### Provided data:
++++

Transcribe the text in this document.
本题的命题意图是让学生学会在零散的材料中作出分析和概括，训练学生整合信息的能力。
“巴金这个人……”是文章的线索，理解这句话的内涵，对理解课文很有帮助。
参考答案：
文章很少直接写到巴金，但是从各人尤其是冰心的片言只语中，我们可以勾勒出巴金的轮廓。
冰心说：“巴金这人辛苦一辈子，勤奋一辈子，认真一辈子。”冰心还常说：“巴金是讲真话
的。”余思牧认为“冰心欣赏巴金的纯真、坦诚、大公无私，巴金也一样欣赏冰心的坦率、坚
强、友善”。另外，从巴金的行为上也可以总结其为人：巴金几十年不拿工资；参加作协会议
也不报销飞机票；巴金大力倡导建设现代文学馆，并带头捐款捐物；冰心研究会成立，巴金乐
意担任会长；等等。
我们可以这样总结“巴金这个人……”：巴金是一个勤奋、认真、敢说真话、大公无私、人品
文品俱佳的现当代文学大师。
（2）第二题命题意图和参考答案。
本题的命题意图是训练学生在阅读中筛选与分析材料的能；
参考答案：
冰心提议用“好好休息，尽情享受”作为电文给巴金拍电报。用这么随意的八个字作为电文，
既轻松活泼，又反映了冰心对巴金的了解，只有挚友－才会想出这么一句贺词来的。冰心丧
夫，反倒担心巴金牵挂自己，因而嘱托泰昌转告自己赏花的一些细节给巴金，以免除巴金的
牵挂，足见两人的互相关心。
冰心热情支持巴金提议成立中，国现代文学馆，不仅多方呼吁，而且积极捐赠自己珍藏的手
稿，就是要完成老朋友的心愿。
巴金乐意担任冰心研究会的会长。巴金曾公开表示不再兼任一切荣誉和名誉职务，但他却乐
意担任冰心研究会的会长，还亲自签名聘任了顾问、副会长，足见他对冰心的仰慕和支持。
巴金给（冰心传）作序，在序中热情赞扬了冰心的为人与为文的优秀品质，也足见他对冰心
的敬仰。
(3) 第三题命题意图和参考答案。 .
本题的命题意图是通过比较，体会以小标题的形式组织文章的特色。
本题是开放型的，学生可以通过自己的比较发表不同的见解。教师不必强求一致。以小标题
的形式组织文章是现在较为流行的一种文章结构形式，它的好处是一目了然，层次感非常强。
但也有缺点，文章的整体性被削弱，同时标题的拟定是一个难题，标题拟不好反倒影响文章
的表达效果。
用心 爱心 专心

++++

### Exercise prompt:
Each line of the material should be duplicated exactly, please.

### Task answer:
Transcribe the text in this document.
本题的命题意图是让学生学会在零散的材料中作出分析和概括，训练学生整合信息的能力。
“巴金这个人……”是文章的线索，理解这句话的内涵，对理解课文很有帮助。
参考答案：
文章很少直接写到巴金，但是从各人尤其是冰心的片言只语中，我们可以勾勒出巴金的轮廓。
冰心说：“巴金这人辛苦一辈子，勤奋一辈子，认真一辈子。”冰心还常说：“巴金是讲真话
的。”余思牧认为“冰心欣赏巴金的纯真、坦诚、大公无私，巴金也一样欣赏冰心的坦率、坚
强、友善”。另外，从巴金的行为上也可以总结其为人：巴金几十年不拿工资；参加作协会议
也不报销飞机票；巴金大力倡导建设现代文学馆，并带头捐款捐物；冰心研究会成立，巴金乐
意担任会长；等等。
我们可以这样总结“巴金这个人……”：巴金是一个勤奋、认真、敢说真话、大公无私、人品
文品俱佳的现当代文学大师。
（2）第二题命题意图和参考答案。
本题的命题意图是训练学生在阅读中筛选与分析材料的能；
参考答案：
冰心提议用“好好休息，尽情享受”作为电文给巴金拍电报。用这么随意的八个字作为电文，
既轻松活泼，又反映了冰心对巴金的了解，只有挚友－才会想出这么一句贺词来的。冰心丧
夫，反倒担心巴金牵挂自己，因而嘱托泰昌转告自己赏花的一些细节给巴金，以免除巴金的
牵挂，足见两人的互相关心。
冰心热情支持巴金提议成立中，国现代文学馆，不仅多方呼吁，而且积极捐赠自己珍藏的手
稿，就是要完成老朋友的心愿。
巴金乐意担任冰心研究会的会长。巴金曾公开表示不再兼任一切荣誉和名誉职务，但他却乐
意担任冰心研究会的会长，还亲自签名聘任了顾问、副会长，足见他对冰心的仰慕和支持。
巴金给（冰心传）作序，在序中热情赞扬了冰心的为人与为文的优秀品质，也足见他对冰心
的敬仰。
(3) 第三题命题意图和参考答案。 .
本题的命题意图是通过比较，体会以小标题的形式组织文章的特色。
本题是开放型的，学生可以通过自己的比较发表不同的见解。教师不必强求一致。以小标题
的形式组织文章是现在较为流行的一种文章结构形式，它的好处是一目了然，层次感非常强。
但也有缺点，文章的整体性被削弱，同时标题的拟定是一个难题，标题拟不好反倒影响文章
的表达效果。
用心 爱心 专心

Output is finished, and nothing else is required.